● **Available records**:

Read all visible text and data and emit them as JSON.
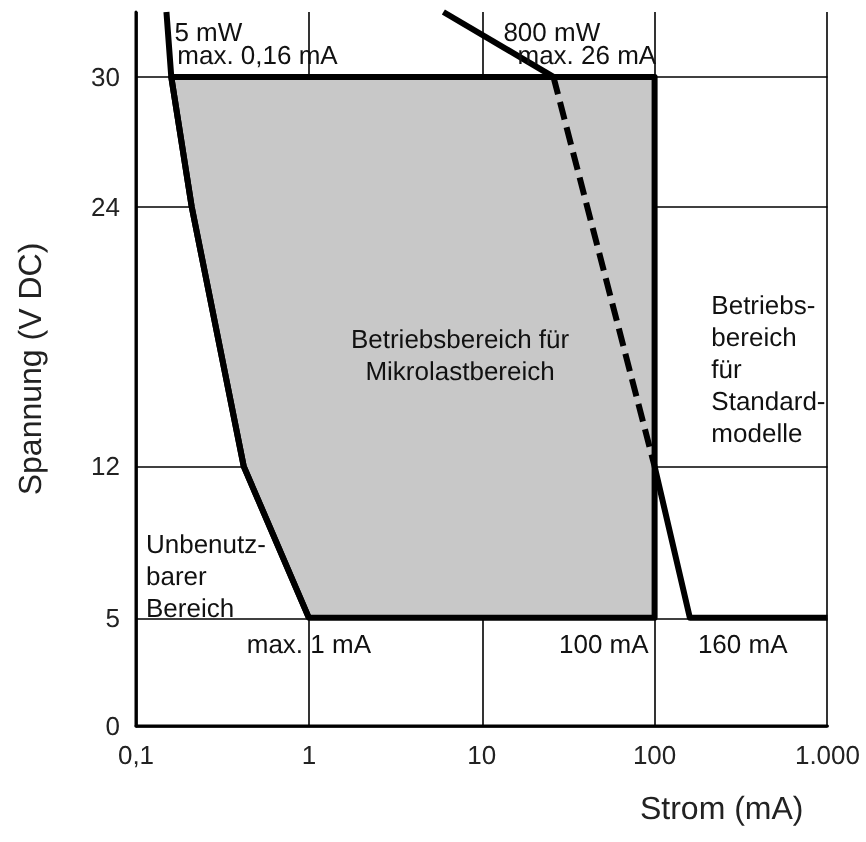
{
  "chart_data": {
    "type": "line",
    "xlabel": "Strom (mA)",
    "ylabel": "Spannung (V DC)",
    "log": "x",
    "xlim": [
      0.1,
      1000
    ],
    "xticks": [
      {
        "value": 0.1,
        "label": "0,1"
      },
      1,
      10,
      100,
      {
        "value": 1000,
        "label": "1.000"
      }
    ],
    "ylim": [
      0,
      33
    ],
    "yticks": [
      0,
      5,
      12,
      24,
      30
    ],
    "grid": true,
    "series": [
      {
        "color": "#000000",
        "x": [
          0.15,
          0.16,
          0.21,
          0.42,
          1
        ],
        "values": [
          33,
          30,
          24,
          12,
          5
        ]
      },
      {
        "color": "#000000",
        "x": [
          6,
          26
        ],
        "values": [
          33,
          30
        ]
      },
      {
        "color": "#000000",
        "x": [
          100,
          160,
          1000
        ],
        "values": [
          12,
          5,
          5
        ]
      },
      {
        "color": "#000000",
        "line_style": "dashed",
        "x": [
          26,
          51,
          100
        ],
        "values": [
          30,
          21,
          12
        ]
      },
      {
        "type": "area",
        "color": "#c8c8c8",
        "x": [
          0.16,
          100,
          100,
          1,
          0.42,
          0.21
        ],
        "values": [
          30,
          30,
          5,
          5,
          12,
          24
        ]
      }
    ],
    "annotations": [
      {
        "text": "5 mW",
        "x": 0.15,
        "y": 33
      },
      {
        "text": "800 mW",
        "x": 6,
        "y": 33
      },
      {
        "text": "max. 0,16 mA",
        "x": 0.16,
        "y": 30
      },
      {
        "text": "max. 26 mA",
        "x": 26,
        "y": 30
      },
      "Betriebsbereich für\nMikrolastbereich",
      "Betriebs-\nbereich\nfür\nStandard-\nmodelle",
      "Unbenutz-\nbarer\nBereich",
      {
        "text": "max. 1 mA",
        "x": 1,
        "y": 5
      },
      {
        "text": "100 mA",
        "x": 100,
        "y": 5
      },
      {
        "text": "160 mA",
        "x": 160,
        "y": 5
      }
    ]
  }
}
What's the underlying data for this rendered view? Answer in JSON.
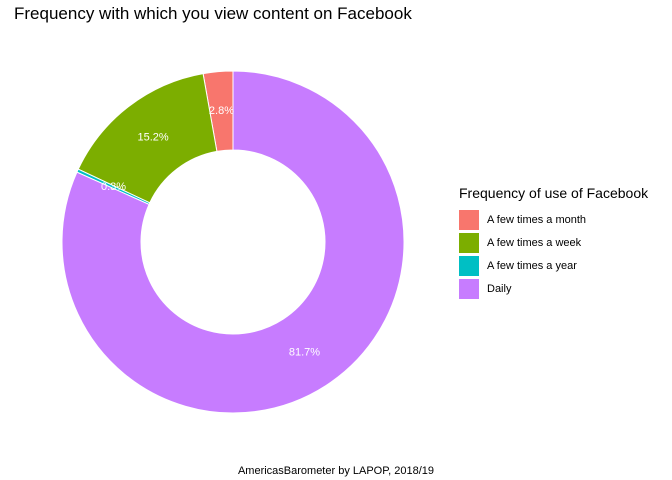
{
  "chart_data": {
    "type": "pie",
    "style": "donut",
    "title": "Frequency with which you view content on Facebook",
    "caption": "AmericasBarometer by LAPOP, 2018/19",
    "legend_title": "Frequency of use of Facebook",
    "legend_position": "right",
    "slices": [
      {
        "name": "A few times a month",
        "value": 2.8,
        "label": "2.8%",
        "color": "#F8766D"
      },
      {
        "name": "A few times a week",
        "value": 15.2,
        "label": "15.2%",
        "color": "#7CAE00"
      },
      {
        "name": "A few times a year",
        "value": 0.3,
        "label": "0.3%",
        "color": "#00BFC4"
      },
      {
        "name": "Daily",
        "value": 81.7,
        "label": "81.7%",
        "color": "#C77CFF"
      }
    ]
  }
}
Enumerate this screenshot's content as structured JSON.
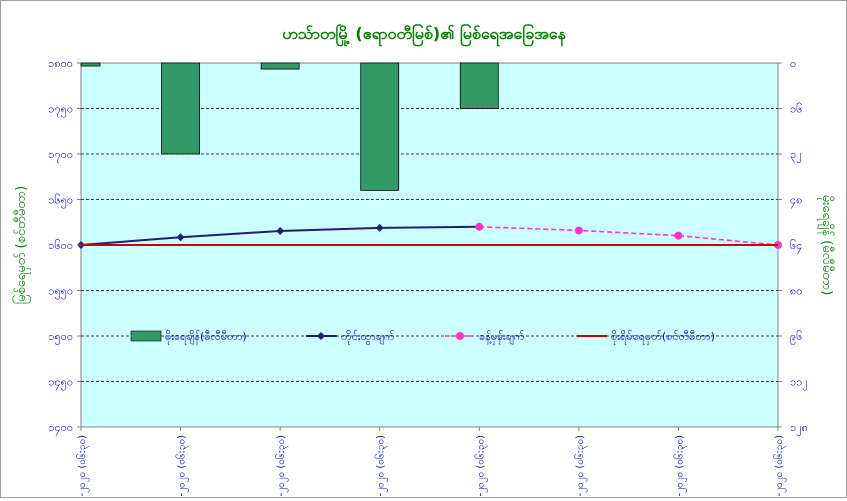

● **Given task**: Each line of the data should be quoted exactly, with pictures left out.

● **Output of the exercise**:
Read all visible text and data and emit them as JSON.
{
  "chart_data": {
    "type": "line",
    "xlabel": "Strom (mA)",
    "ylabel": "Spannung (V DC)",
    "log": "x",
    "xlim": [
      0.1,
      1000
    ],
    "xticks": [
      {
        "value": 0.1,
        "label": "0,1"
      },
      1,
      10,
      100,
      {
        "value": 1000,
        "label": "1.000"
      }
    ],
    "ylim": [
      0,
      33
    ],
    "yticks": [
      0,
      5,
      12,
      24,
      30
    ],
    "grid": true,
    "series": [
      {
        "color": "#000000",
        "x": [
          0.15,
          0.16,
          0.21,
          0.42,
          1
        ],
        "values": [
          33,
          30,
          24,
          12,
          5
        ]
      },
      {
        "color": "#000000",
        "x": [
          6,
          26
        ],
        "values": [
          33,
          30
        ]
      },
      {
        "color": "#000000",
        "x": [
          100,
          160,
          1000
        ],
        "values": [
          12,
          5,
          5
        ]
      },
      {
        "color": "#000000",
        "line_style": "dashed",
        "x": [
          26,
          51,
          100
        ],
        "values": [
          30,
          21,
          12
        ]
      },
      {
        "type": "area",
        "color": "#c8c8c8",
        "x": [
          0.16,
          100,
          100,
          1,
          0.42,
          0.21
        ],
        "values": [
          30,
          30,
          5,
          5,
          12,
          24
        ]
      }
    ],
    "annotations": [
      {
        "text": "5 mW",
        "x": 0.15,
        "y": 33
      },
      {
        "text": "800 mW",
        "x": 6,
        "y": 33
      },
      {
        "text": "max. 0,16 mA",
        "x": 0.16,
        "y": 30
      },
      {
        "text": "max. 26 mA",
        "x": 26,
        "y": 30
      },
      "Betriebsbereich für\nMikrolastbereich",
      "Betriebs-\nbereich\nfür\nStandard-\nmodelle",
      "Unbenutz-\nbarer\nBereich",
      {
        "text": "max. 1 mA",
        "x": 1,
        "y": 5
      },
      {
        "text": "100 mA",
        "x": 100,
        "y": 5
      },
      {
        "text": "160 mA",
        "x": 160,
        "y": 5
      }
    ]
  }
}
What's the underlying data for this rendered view? Answer in JSON.
{
  "chart_data": {
    "type": "pie",
    "style": "donut",
    "title": "Frequency with which you view content on Facebook",
    "caption": "AmericasBarometer by LAPOP, 2018/19",
    "legend_title": "Frequency of use of Facebook",
    "legend_position": "right",
    "slices": [
      {
        "name": "A few times a month",
        "value": 2.8,
        "label": "2.8%",
        "color": "#F8766D"
      },
      {
        "name": "A few times a week",
        "value": 15.2,
        "label": "15.2%",
        "color": "#7CAE00"
      },
      {
        "name": "A few times a year",
        "value": 0.3,
        "label": "0.3%",
        "color": "#00BFC4"
      },
      {
        "name": "Daily",
        "value": 81.7,
        "label": "81.7%",
        "color": "#C77CFF"
      }
    ]
  }
}
Enumerate this screenshot's content as structured JSON.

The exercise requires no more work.